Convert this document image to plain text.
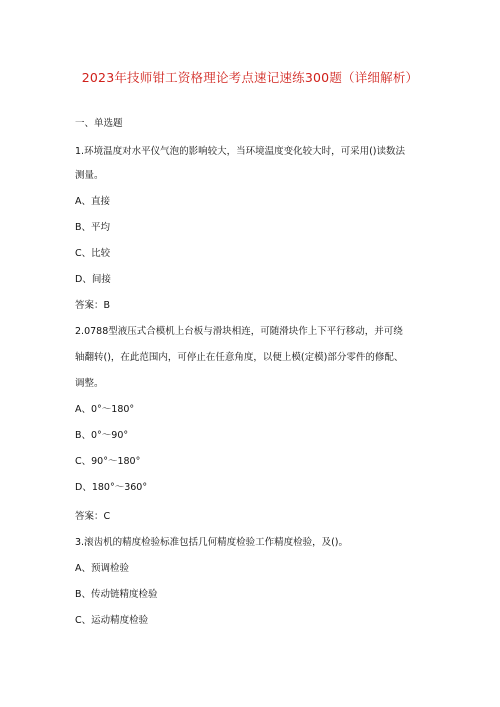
2023年技师钳工资格理论考点速记速练300题（详细解析）
一、单选题
1.环境温度对水平仪气泡的影响较大，当环境温度变化较大时，可采用()读数法
测量。
A、直接
B、平均
C、比较
D、间接
答案：B
2.0788型液压式合模机上台板与滑块相连，可随滑块作上下平行移动，并可绕
轴翻转()，在此范围内，可停止在任意角度，以便上模(定模)部分零件的修配、
调整。
A、0°～180°
B、0°～90°
C、90°～180°
D、180°～360°
答案：C
3.滚齿机的精度检验标准包括几何精度检验工作精度检验，及()。
A、预调检验
B、传动链精度检验
C、运动精度检验
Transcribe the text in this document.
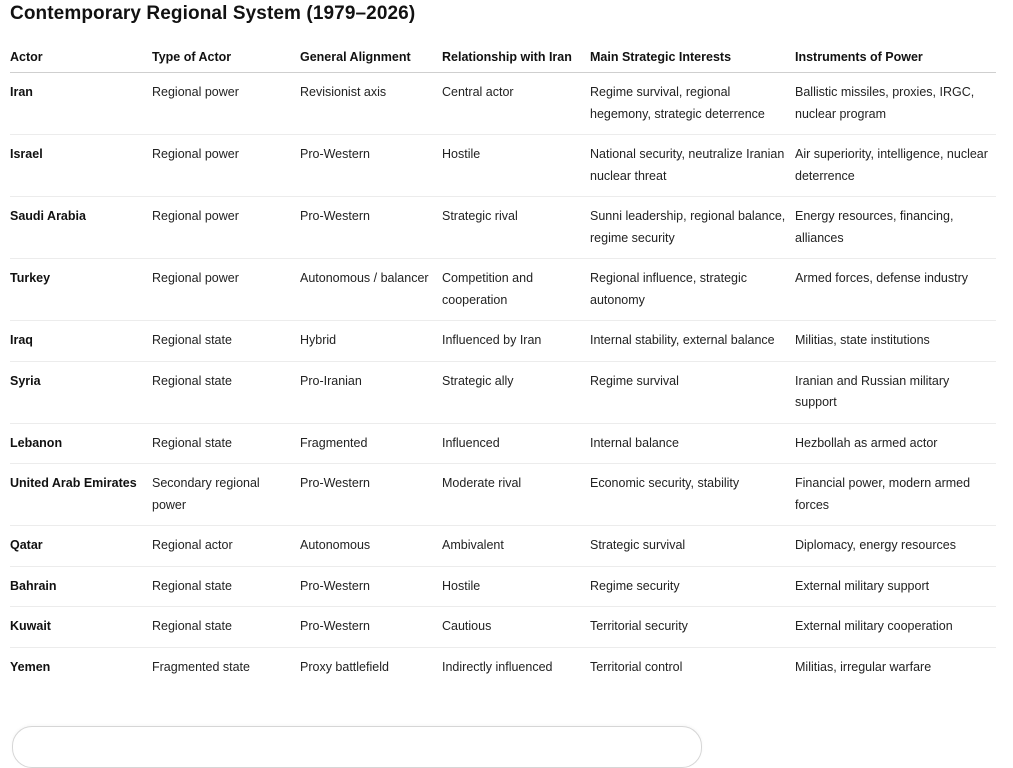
Contemporary Regional System (1979–2026)
Actor	Type of Actor	General Alignment	Relationship with Iran	Main Strategic Interests	Instruments of Power
Iran	Regional power	Revisionist axis	Central actor	Regime survival, regional hegemony, strategic deterrence	Ballistic missiles, proxies, IRGC, nuclear program
Israel	Regional power	Pro-Western	Hostile	National security, neutralize Iranian nuclear threat	Air superiority, intelligence, nuclear deterrence
Saudi Arabia	Regional power	Pro-Western	Strategic rival	Sunni leadership, regional balance, regime security	Energy resources, financing, alliances
Turkey	Regional power	Autonomous / balancer	Competition and cooperation	Regional influence, strategic autonomy	Armed forces, defense industry
Iraq	Regional state	Hybrid	Influenced by Iran	Internal stability, external balance	Militias, state institutions
Syria	Regional state	Pro-Iranian	Strategic ally	Regime survival	Iranian and Russian military support
Lebanon	Regional state	Fragmented	Influenced	Internal balance	Hezbollah as armed actor
United Arab Emirates	Secondary regional power	Pro-Western	Moderate rival	Economic security, stability	Financial power, modern armed forces
Qatar	Regional actor	Autonomous	Ambivalent	Strategic survival	Diplomacy, energy resources
Bahrain	Regional state	Pro-Western	Hostile	Regime security	External military support
Kuwait	Regional state	Pro-Western	Cautious	Territorial security	External military cooperation
Yemen	Fragmented state	Proxy battlefield	Indirectly influenced	Territorial control	Militias, irregular warfare
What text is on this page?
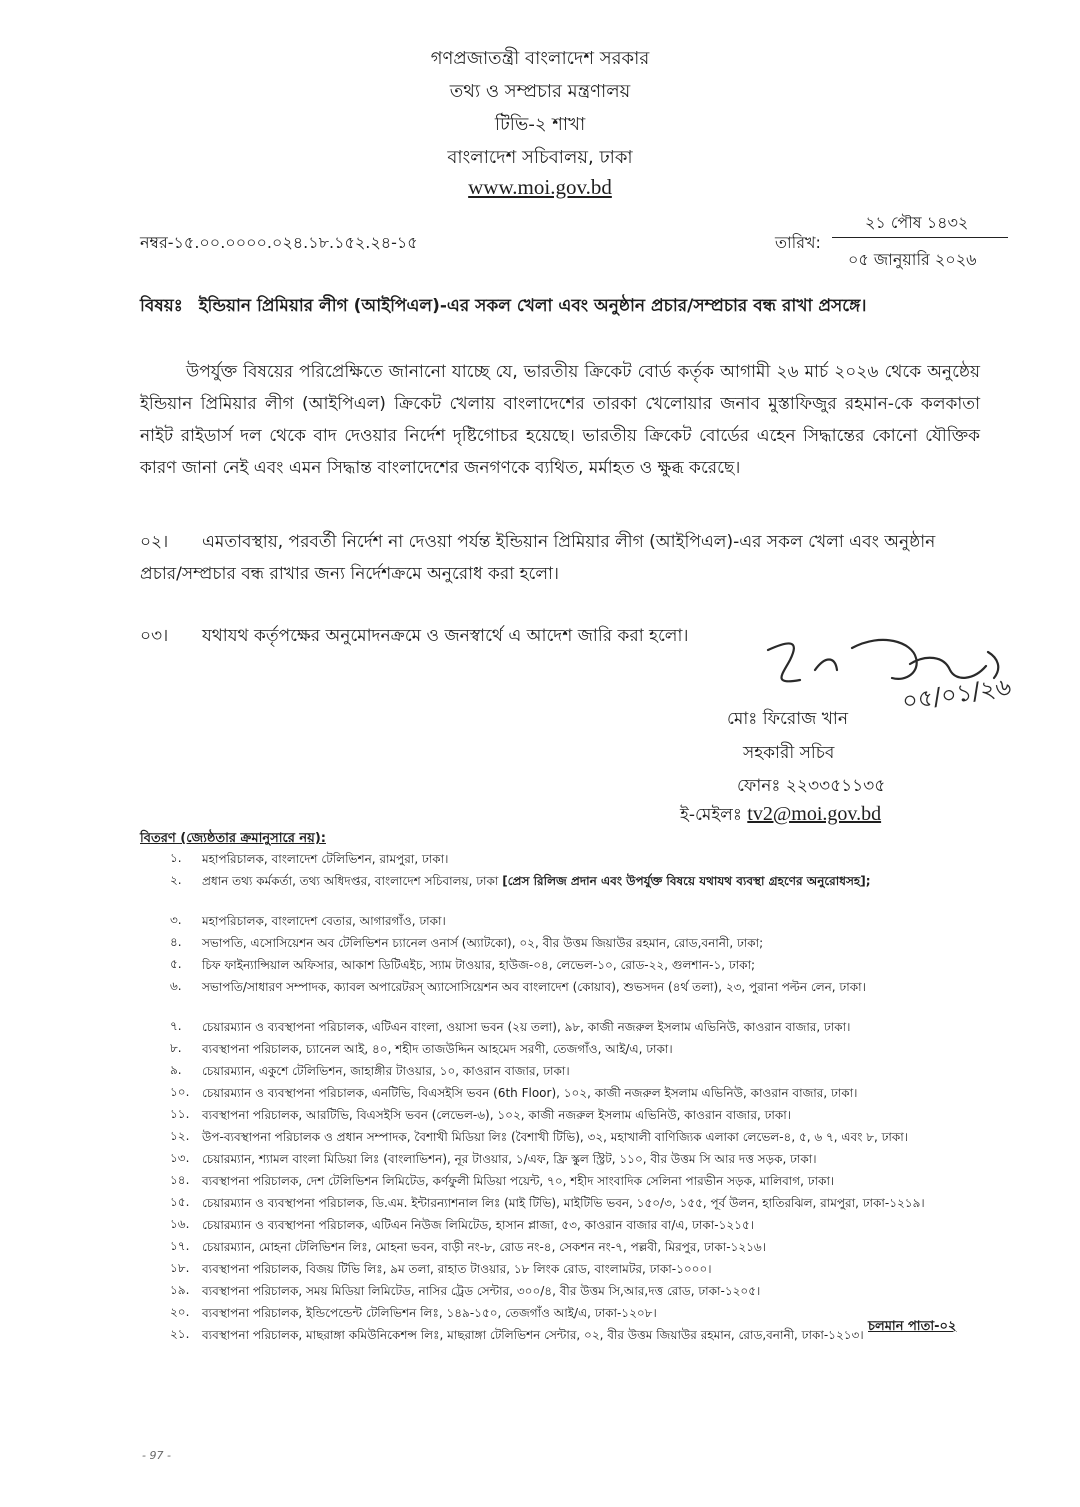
গণপ্রজাতন্ত্রী বাংলাদেশ সরকার
তথ্য ও সম্প্রচার মন্ত্রণালয়
টিভি-২ শাখা
বাংলাদেশ সচিবালয়, ঢাকা
www.moi.gov.bd
নম্বর-১৫.০০.০০০০.০২৪.১৮.১৫২.২৪-১৫	তারিখ:
২১ পৌষ ১৪৩২
০৫ জানুয়ারি ২০২৬
বিষয়ঃ ইন্ডিয়ান প্রিমিয়ার লীগ (আইপিএল)-এর সকল খেলা এবং অনুষ্ঠান প্রচার/সম্প্রচার বন্ধ রাখা প্রসঙ্গে।

উপর্যুক্ত বিষয়ের পরিপ্রেক্ষিতে জানানো যাচ্ছে যে, ভারতীয় ক্রিকেট বোর্ড কর্তৃক আগামী ২৬ মার্চ ২০২৬ থেকে অনুষ্ঠেয় ইন্ডিয়ান প্রিমিয়ার লীগ (আইপিএল) ক্রিকেট খেলায় বাংলাদেশের তারকা খেলোয়ার জনাব মুস্তাফিজুর রহমান-কে কলকাতা নাইট রাইডার্স দল থেকে বাদ দেওয়ার নির্দেশ দৃষ্টিগোচর হয়েছে। ভারতীয় ক্রিকেট বোর্ডের এহেন সিদ্ধান্তের কোনো যৌক্তিক কারণ জানা নেই এবং এমন সিদ্ধান্ত বাংলাদেশের জনগণকে ব্যথিত, মর্মাহত ও ক্ষুব্ধ করেছে।

০২। এমতাবস্থায়, পরবর্তী নির্দেশ না দেওয়া পর্যন্ত ইন্ডিয়ান প্রিমিয়ার লীগ (আইপিএল)-এর সকল খেলা এবং অনুষ্ঠান প্রচার/সম্প্রচার বন্ধ রাখার জন্য নির্দেশক্রমে অনুরোধ করা হলো।
০৩। যথাযথ কর্তৃপক্ষের অনুমোদনক্রমে ও জনস্বার্থে এ আদেশ জারি করা হলো।
০৫/০১/২৬
মোঃ ফিরোজ খান
সহকারী সচিব
ফোনঃ ২২৩৩৫১১৩৫
ই-মেইলঃ tv2@moi.gov.bd
বিতরণ (জ্যেষ্ঠতার ক্রমানুসারে নয়):
১.	মহাপরিচালক, বাংলাদেশ টেলিভিশন, রামপুরা, ঢাকা।
২.	প্রধান তথ্য কর্মকর্তা, তথ্য অধিদপ্তর, বাংলাদেশ সচিবালয়, ঢাকা [প্রেস রিলিজ প্রদান এবং উপর্যুক্ত বিষয়ে যথাযথ ব্যবস্থা গ্রহণের অনুরোধসহ];
৩.	মহাপরিচালক, বাংলাদেশ বেতার, আগারগাঁও, ঢাকা।
৪.	সভাপতি, এসোসিয়েশন অব টেলিভিশন চ্যানেল ওনার্স (অ্যাটকো), ০২, বীর উত্তম জিয়াউর রহমান, রোড,বনানী, ঢাকা;
৫.	চিফ ফাইন্যান্সিয়াল অফিসার, আকাশ ডিটিএইচ, স্যাম টাওয়ার, হাউজ-০৪, লেভেল-১০, রোড-২২, গুলশান-১, ঢাকা;
৬.	সভাপতি/সাধারণ সম্পাদক, ক্যাবল অপারেটরস্ অ্যাসোসিয়েশন অব বাংলাদেশ (কোয়াব), শুভসদন (৪র্থ তলা), ২৩, পুরানা পল্টন লেন, ঢাকা।
৭.	চেয়ারম্যান ও ব্যবস্থাপনা পরিচালক, এটিএন বাংলা, ওয়াসা ভবন (২য় তলা), ৯৮, কাজী নজরুল ইসলাম এভিনিউ, কাওরান বাজার, ঢাকা।
৮.	ব্যবস্থাপনা পরিচালক, চ্যানেল আই, ৪০, শহীদ তাজউদ্দিন আহমেদ সরণী, তেজগাঁও, আই/এ, ঢাকা।
৯.	চেয়ারম্যান, একুশে টেলিভিশন, জাহাঙ্গীর টাওয়ার, ১০, কাওরান বাজার, ঢাকা।
১০.	চেয়ারম্যান ও ব্যবস্থাপনা পরিচালক, এনটিভি, বিএসইসি ভবন (6th Floor), ১০২, কাজী নজরুল ইসলাম এভিনিউ, কাওরান বাজার, ঢাকা।
১১.	ব্যবস্থাপনা পরিচালক, আরটিভি, বিএসইসি ভবন (লেভেল-৬), ১০২, কাজী নজরুল ইসলাম এভিনিউ, কাওরান বাজার, ঢাকা।
১২.	উপ-ব্যবস্থাপনা পরিচালক ও প্রধান সম্পাদক, বৈশাখী মিডিয়া লিঃ (বৈশাখী টিভি), ৩২, মহাখালী বাণিজ্যিক এলাকা লেভেল-৪, ৫, ৬ ৭, এবং ৮, ঢাকা।
১৩.	চেয়ারম্যান, শ্যামল বাংলা মিডিয়া লিঃ (বাংলাভিশন), নূর টাওয়ার, ১/এফ, ফ্রি স্কুল স্ট্রিট, ১১০, বীর উত্তম সি আর দত্ত সড়ক, ঢাকা।
১৪.	ব্যবস্থাপনা পরিচালক, দেশ টেলিভিশন লিমিটেড, কর্ণফুলী মিডিয়া পয়েন্ট, ৭০, শহীদ সাংবাদিক সেলিনা পারভীন সড়ক, মালিবাগ, ঢাকা।
১৫.	চেয়ারম্যান ও ব্যবস্থাপনা পরিচালক, ডি.এম. ইন্টারন্যাশনাল লিঃ (মাই টিভি), মাইটিভি ভবন, ১৫০/৩, ১৫৫, পূর্ব উলন, হাতিরঝিল, রামপুরা, ঢাকা-১২১৯।
১৬.	চেয়ারম্যান ও ব্যবস্থাপনা পরিচালক, এটিএন নিউজ লিমিটেড, হাসান প্লাজা, ৫৩, কাওরান বাজার বা/এ, ঢাকা-১২১৫।
১৭.	চেয়ারম্যান, মোহনা টেলিভিশন লিঃ, মোহনা ভবন, বাড়ী নং-৮, রোড নং-৪, সেকশন নং-৭, পল্লবী, মিরপুর, ঢাকা-১২১৬।
১৮.	ব্যবস্থাপনা পরিচালক, বিজয় টিভি লিঃ, ৯ম তলা, রাহাত টাওয়ার, ১৮ লিংক রোড, বাংলামটর, ঢাকা-১০০০।
১৯.	ব্যবস্থাপনা পরিচালক, সময় মিডিয়া লিমিটেড, নাসির ট্রেড সেন্টার, ৩০০/৪, বীর উত্তম সি,আর,দত্ত রোড, ঢাকা-১২০৫।
২০.	ব্যবস্থাপনা পরিচালক, ইন্ডিপেন্ডেন্ট টেলিভিশন লিঃ, ১৪৯-১৫০, তেজগাঁও আই/এ, ঢাকা-১২০৮।
২১.	ব্যবস্থাপনা পরিচালক, মাছরাঙ্গা কমিউনিকেশন্স লিঃ, মাছরাঙ্গা টেলিভিশন সেন্টার, ০২, বীর উত্তম জিয়াউর রহমান, রোড,বনানী, ঢাকা-১২১৩।
চলমান পাতা-০২
- 97 -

┄┄┄┄┄┄┄┄┄┄┄┄┄┄┄┄┄┄┄┄

** SET PROBLEM **
Search the lines for "Fragmented". Copy each line that has it.

** TASK RESULT **
Lebanon	Regional state	Fragmented	Influenced	Internal balance	Hezbollah as armed actor
Yemen	Fragmented state	Proxy battlefield	Indirectly influenced	Territorial control	Militias, irregular warfare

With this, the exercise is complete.